** START Supplied data **

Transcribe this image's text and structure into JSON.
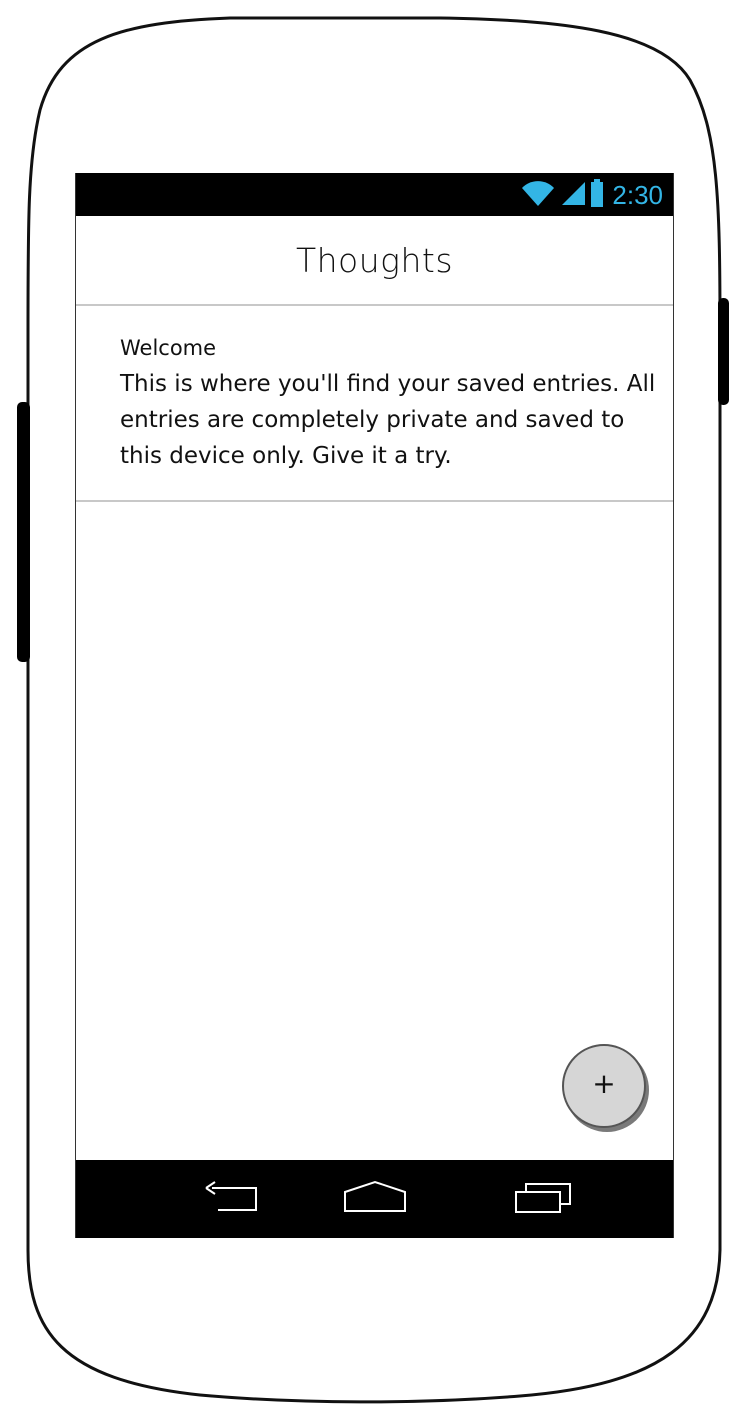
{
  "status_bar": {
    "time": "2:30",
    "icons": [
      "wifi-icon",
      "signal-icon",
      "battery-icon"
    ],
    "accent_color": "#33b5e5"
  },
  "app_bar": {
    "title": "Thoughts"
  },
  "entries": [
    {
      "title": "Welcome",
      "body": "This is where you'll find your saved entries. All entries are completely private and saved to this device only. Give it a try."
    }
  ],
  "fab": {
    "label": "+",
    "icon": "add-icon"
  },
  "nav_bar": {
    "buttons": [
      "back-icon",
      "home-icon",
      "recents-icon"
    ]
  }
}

** END Supplied data **
** START Supplied data **

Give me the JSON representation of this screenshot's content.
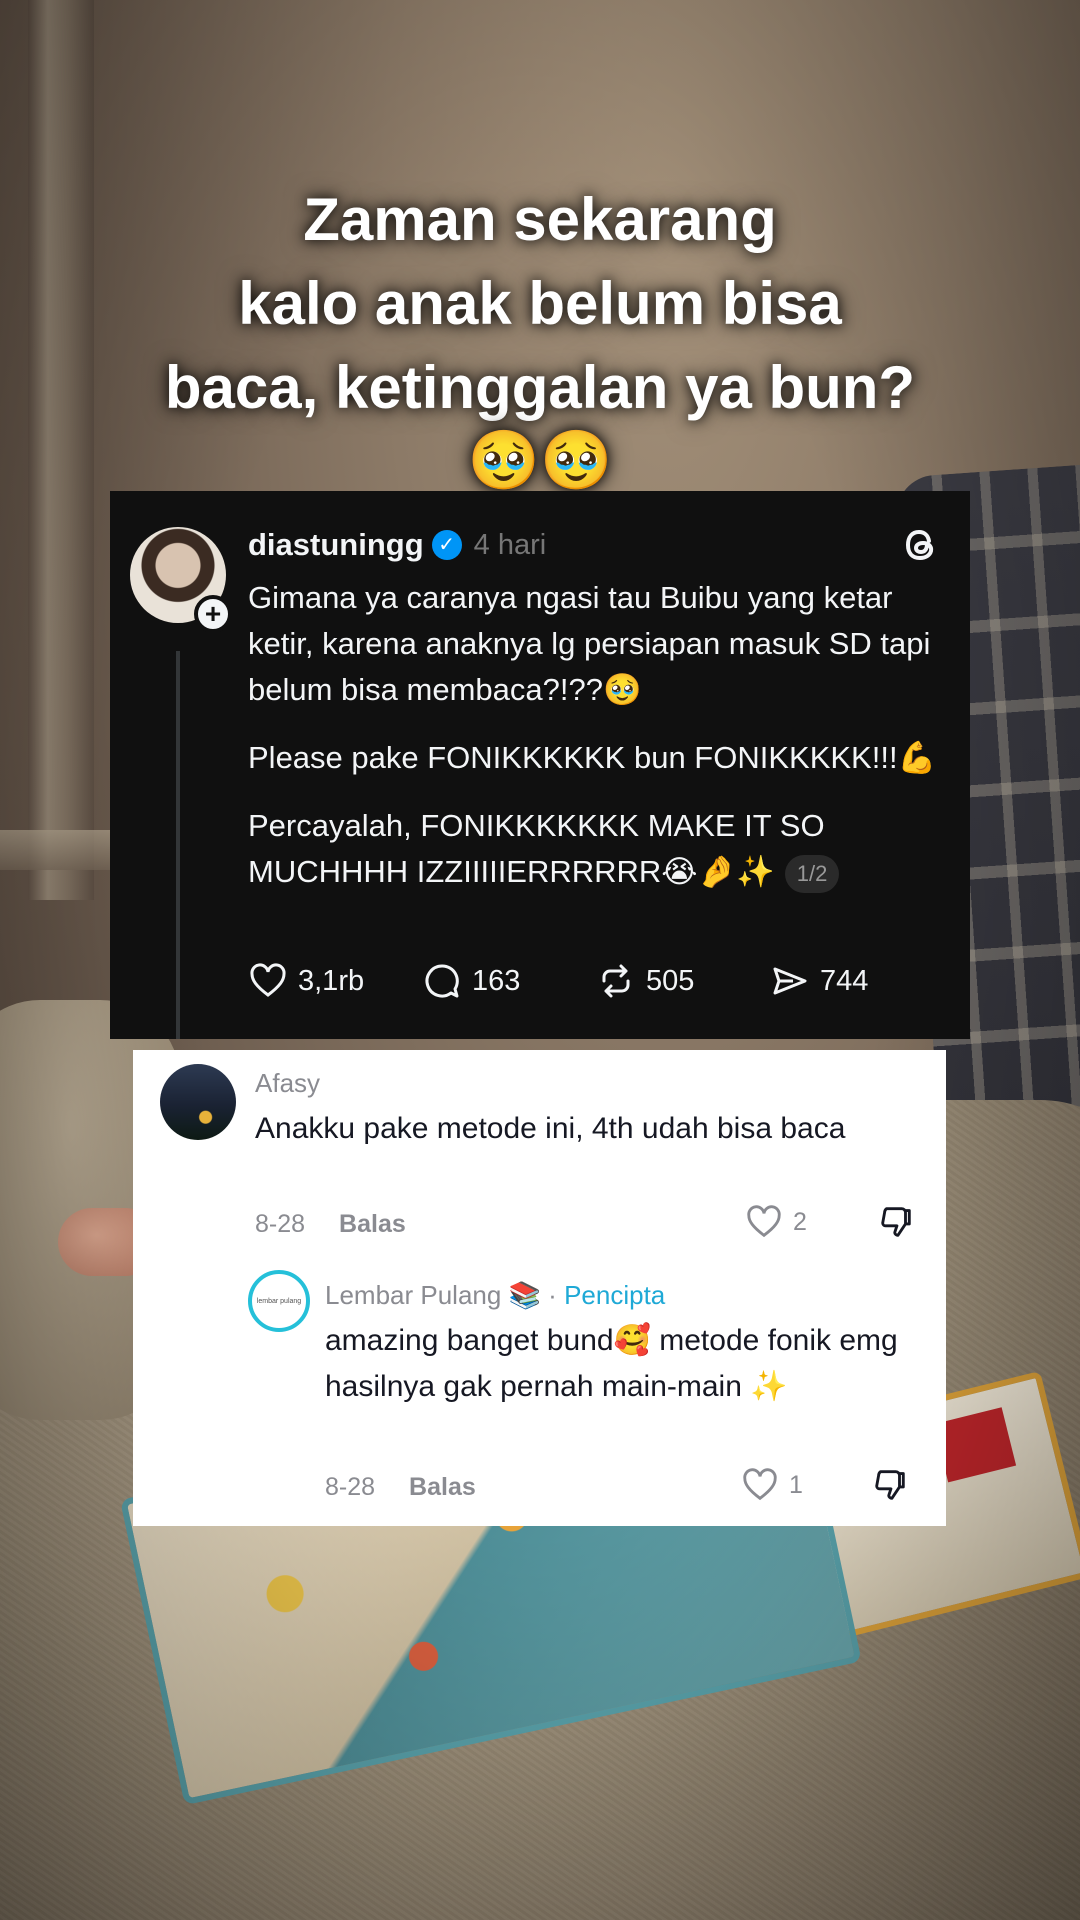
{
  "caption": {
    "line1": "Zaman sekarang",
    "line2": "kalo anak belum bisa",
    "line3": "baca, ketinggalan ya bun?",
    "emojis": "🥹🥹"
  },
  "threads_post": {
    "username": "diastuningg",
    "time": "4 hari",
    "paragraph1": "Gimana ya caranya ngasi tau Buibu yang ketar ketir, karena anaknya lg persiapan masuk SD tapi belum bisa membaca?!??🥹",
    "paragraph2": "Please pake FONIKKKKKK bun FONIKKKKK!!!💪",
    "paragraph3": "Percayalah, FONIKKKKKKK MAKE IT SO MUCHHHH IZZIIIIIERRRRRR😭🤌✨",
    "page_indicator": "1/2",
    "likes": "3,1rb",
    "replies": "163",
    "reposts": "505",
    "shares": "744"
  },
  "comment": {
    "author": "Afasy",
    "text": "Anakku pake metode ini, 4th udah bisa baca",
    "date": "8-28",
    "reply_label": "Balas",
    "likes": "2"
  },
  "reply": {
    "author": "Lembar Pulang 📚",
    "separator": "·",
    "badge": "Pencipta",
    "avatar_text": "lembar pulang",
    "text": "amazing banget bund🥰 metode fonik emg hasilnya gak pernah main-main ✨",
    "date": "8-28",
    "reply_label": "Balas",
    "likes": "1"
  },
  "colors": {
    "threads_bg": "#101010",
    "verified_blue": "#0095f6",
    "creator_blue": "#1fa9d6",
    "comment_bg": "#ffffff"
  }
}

** END Supplied data **

### Task brief
Find the word "entries" in the data and copy out each line where it turns up.

### Exercise response
  "entries": [
      "body": "This is where you'll find your saved entries. All entries are completely private and saved to this device only. Give it a try."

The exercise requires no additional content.